(Task brief): Reproduce the listing exactly and skip over any pictures.

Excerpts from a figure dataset
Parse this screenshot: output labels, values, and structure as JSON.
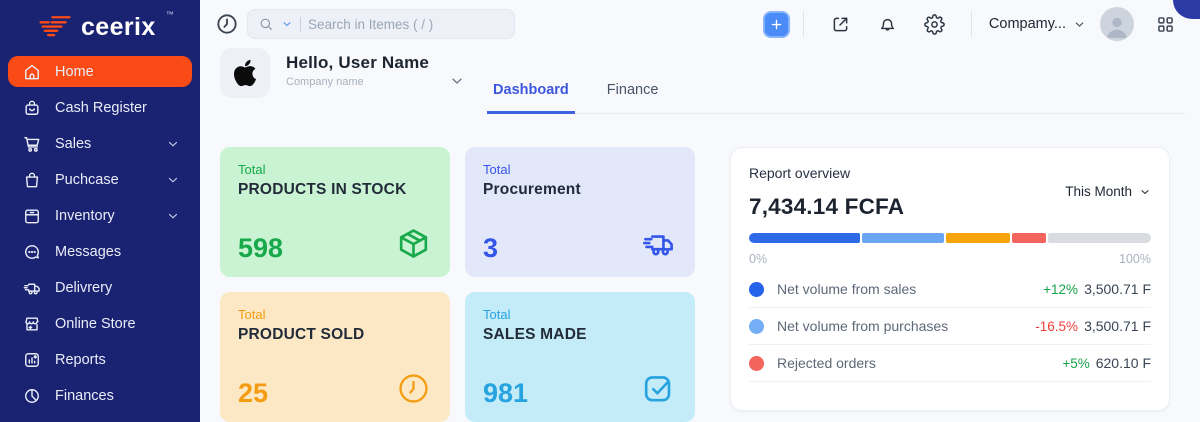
{
  "brand": {
    "logo_text": "ceerix",
    "trademark": "™",
    "mark_icon": "brand-checkmark-icon",
    "accent_color": "#fa4a15",
    "sidebar_color": "#1a2272"
  },
  "sidebar": {
    "items": [
      {
        "label": "Home",
        "icon": "home-icon",
        "active": true,
        "chevron": false
      },
      {
        "label": "Cash Register",
        "icon": "cash-register-icon",
        "active": false,
        "chevron": false
      },
      {
        "label": "Sales",
        "icon": "cart-icon",
        "active": false,
        "chevron": true
      },
      {
        "label": "Puchcase",
        "icon": "bag-icon",
        "active": false,
        "chevron": true
      },
      {
        "label": "Inventory",
        "icon": "inventory-icon",
        "active": false,
        "chevron": true
      },
      {
        "label": "Messages",
        "icon": "chat-icon",
        "active": false,
        "chevron": false
      },
      {
        "label": "Delivrery",
        "icon": "truck-icon",
        "active": false,
        "chevron": false
      },
      {
        "label": "Online Store",
        "icon": "store-icon",
        "active": false,
        "chevron": false
      },
      {
        "label": "Reports",
        "icon": "reports-icon",
        "active": false,
        "chevron": false
      },
      {
        "label": "Finances",
        "icon": "finances-icon",
        "active": false,
        "chevron": false
      }
    ]
  },
  "topbar": {
    "history_icon": "history-icon",
    "search": {
      "placeholder": "Search in Itemes ( / )",
      "icon": "search-icon",
      "chevron_icon": "chevron-down-icon"
    },
    "plus_icon": "plus-icon",
    "action_icons": [
      "external-link-icon",
      "bell-icon",
      "gear-icon"
    ],
    "company": {
      "label": "Compamy...",
      "chevron_icon": "chevron-down-icon"
    },
    "avatar_icon": "user-avatar-icon",
    "apps_icon": "apps-grid-icon"
  },
  "header": {
    "avatar_icon": "apple-logo-icon",
    "greeting": "Hello, User Name",
    "company_subtitle": "Company name",
    "chevron_icon": "chevron-down-icon",
    "tabs": [
      {
        "label": "Dashboard",
        "active": true
      },
      {
        "label": "Finance",
        "active": false
      }
    ]
  },
  "cards": [
    {
      "eyebrow": "Total",
      "title": "PRODUCTS IN STOCK",
      "value": "598",
      "icon": "package-icon",
      "bg": "#c9f3d2",
      "accent": "#18a94b"
    },
    {
      "eyebrow": "Total",
      "title": "Procurement",
      "value": "3",
      "icon": "delivery-truck-icon",
      "bg": "#e2e8fa",
      "accent": "#3355e9"
    },
    {
      "eyebrow": "Total",
      "title": "PRODUCT SOLD",
      "value": "25",
      "icon": "clock-circle-icon",
      "bg": "#fce8c5",
      "accent": "#f59d12"
    },
    {
      "eyebrow": "Total",
      "title": "SALES MADE",
      "value": "981",
      "icon": "check-square-icon",
      "bg": "#c4ebf8",
      "accent": "#27a3df"
    }
  ],
  "report": {
    "title": "Report overview",
    "period_selector": "This Month",
    "period_chevron_icon": "chevron-down-icon",
    "amount": "7,434.14 FCFA",
    "scale_min": "0%",
    "scale_max": "100%",
    "bar_segments": [
      {
        "name": "net-sales",
        "color": "#2e6ae8",
        "pct": 27.5
      },
      {
        "name": "net-purchases",
        "color": "#6aa6f2",
        "pct": 20.5
      },
      {
        "name": "orders",
        "color": "#f7a40c",
        "pct": 16.0
      },
      {
        "name": "rejected",
        "color": "#f4645e",
        "pct": 8.5
      },
      {
        "name": "remainder",
        "color": "#d8dce1",
        "pct": 27.5
      }
    ],
    "rows": [
      {
        "dot_color": "#2563eb",
        "label": "Net volume from sales",
        "change": "+12%",
        "change_dir": "up",
        "value": "3,500.71 F"
      },
      {
        "dot_color": "#74aef5",
        "label": "Net volume from purchases",
        "change": "-16.5%",
        "change_dir": "down",
        "value": "3,500.71 F"
      },
      {
        "dot_color": "#f4645e",
        "label": "Rejected orders",
        "change": "+5%",
        "change_dir": "up",
        "value": "620.10 F"
      }
    ]
  }
}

(Expected output):
Parse this screenshot: output labels, values, and structure as JSON.
{
  "brand": {
    "logo_text": "ceerix",
    "trademark": "™",
    "mark_icon": "brand-checkmark-icon",
    "accent_color": "#fa4a15",
    "sidebar_color": "#1a2272"
  },
  "sidebar": {
    "items": [
      {
        "label": "Home",
        "icon": "home-icon",
        "active": true,
        "chevron": false
      },
      {
        "label": "Cash Register",
        "icon": "cash-register-icon",
        "active": false,
        "chevron": false
      },
      {
        "label": "Sales",
        "icon": "cart-icon",
        "active": false,
        "chevron": true
      },
      {
        "label": "Puchcase",
        "icon": "bag-icon",
        "active": false,
        "chevron": true
      },
      {
        "label": "Inventory",
        "icon": "inventory-icon",
        "active": false,
        "chevron": true
      },
      {
        "label": "Messages",
        "icon": "chat-icon",
        "active": false,
        "chevron": false
      },
      {
        "label": "Delivrery",
        "icon": "truck-icon",
        "active": false,
        "chevron": false
      },
      {
        "label": "Online Store",
        "icon": "store-icon",
        "active": false,
        "chevron": false
      },
      {
        "label": "Reports",
        "icon": "reports-icon",
        "active": false,
        "chevron": false
      },
      {
        "label": "Finances",
        "icon": "finances-icon",
        "active": false,
        "chevron": false
      }
    ]
  },
  "topbar": {
    "history_icon": "history-icon",
    "search": {
      "placeholder": "Search in Itemes ( / )",
      "icon": "search-icon",
      "chevron_icon": "chevron-down-icon"
    },
    "plus_icon": "plus-icon",
    "action_icons": [
      "external-link-icon",
      "bell-icon",
      "gear-icon"
    ],
    "company": {
      "label": "Compamy...",
      "chevron_icon": "chevron-down-icon"
    },
    "avatar_icon": "user-avatar-icon",
    "apps_icon": "apps-grid-icon"
  },
  "header": {
    "avatar_icon": "apple-logo-icon",
    "greeting": "Hello, User Name",
    "company_subtitle": "Company name",
    "chevron_icon": "chevron-down-icon",
    "tabs": [
      {
        "label": "Dashboard",
        "active": true
      },
      {
        "label": "Finance",
        "active": false
      }
    ]
  },
  "cards": [
    {
      "eyebrow": "Total",
      "title": "PRODUCTS IN STOCK",
      "value": "598",
      "icon": "package-icon",
      "bg": "#c9f3d2",
      "accent": "#18a94b"
    },
    {
      "eyebrow": "Total",
      "title": "Procurement",
      "value": "3",
      "icon": "delivery-truck-icon",
      "bg": "#e2e8fa",
      "accent": "#3355e9"
    },
    {
      "eyebrow": "Total",
      "title": "PRODUCT SOLD",
      "value": "25",
      "icon": "clock-circle-icon",
      "bg": "#fce8c5",
      "accent": "#f59d12"
    },
    {
      "eyebrow": "Total",
      "title": "SALES MADE",
      "value": "981",
      "icon": "check-square-icon",
      "bg": "#c4ebf8",
      "accent": "#27a3df"
    }
  ],
  "report": {
    "title": "Report overview",
    "period_selector": "This Month",
    "period_chevron_icon": "chevron-down-icon",
    "amount": "7,434.14 FCFA",
    "scale_min": "0%",
    "scale_max": "100%",
    "bar_segments": [
      {
        "name": "net-sales",
        "color": "#2e6ae8",
        "pct": 27.5
      },
      {
        "name": "net-purchases",
        "color": "#6aa6f2",
        "pct": 20.5
      },
      {
        "name": "orders",
        "color": "#f7a40c",
        "pct": 16.0
      },
      {
        "name": "rejected",
        "color": "#f4645e",
        "pct": 8.5
      },
      {
        "name": "remainder",
        "color": "#d8dce1",
        "pct": 27.5
      }
    ],
    "rows": [
      {
        "dot_color": "#2563eb",
        "label": "Net volume from sales",
        "change": "+12%",
        "change_dir": "up",
        "value": "3,500.71 F"
      },
      {
        "dot_color": "#74aef5",
        "label": "Net volume from purchases",
        "change": "-16.5%",
        "change_dir": "down",
        "value": "3,500.71 F"
      },
      {
        "dot_color": "#f4645e",
        "label": "Rejected orders",
        "change": "+5%",
        "change_dir": "up",
        "value": "620.10 F"
      }
    ]
  }
}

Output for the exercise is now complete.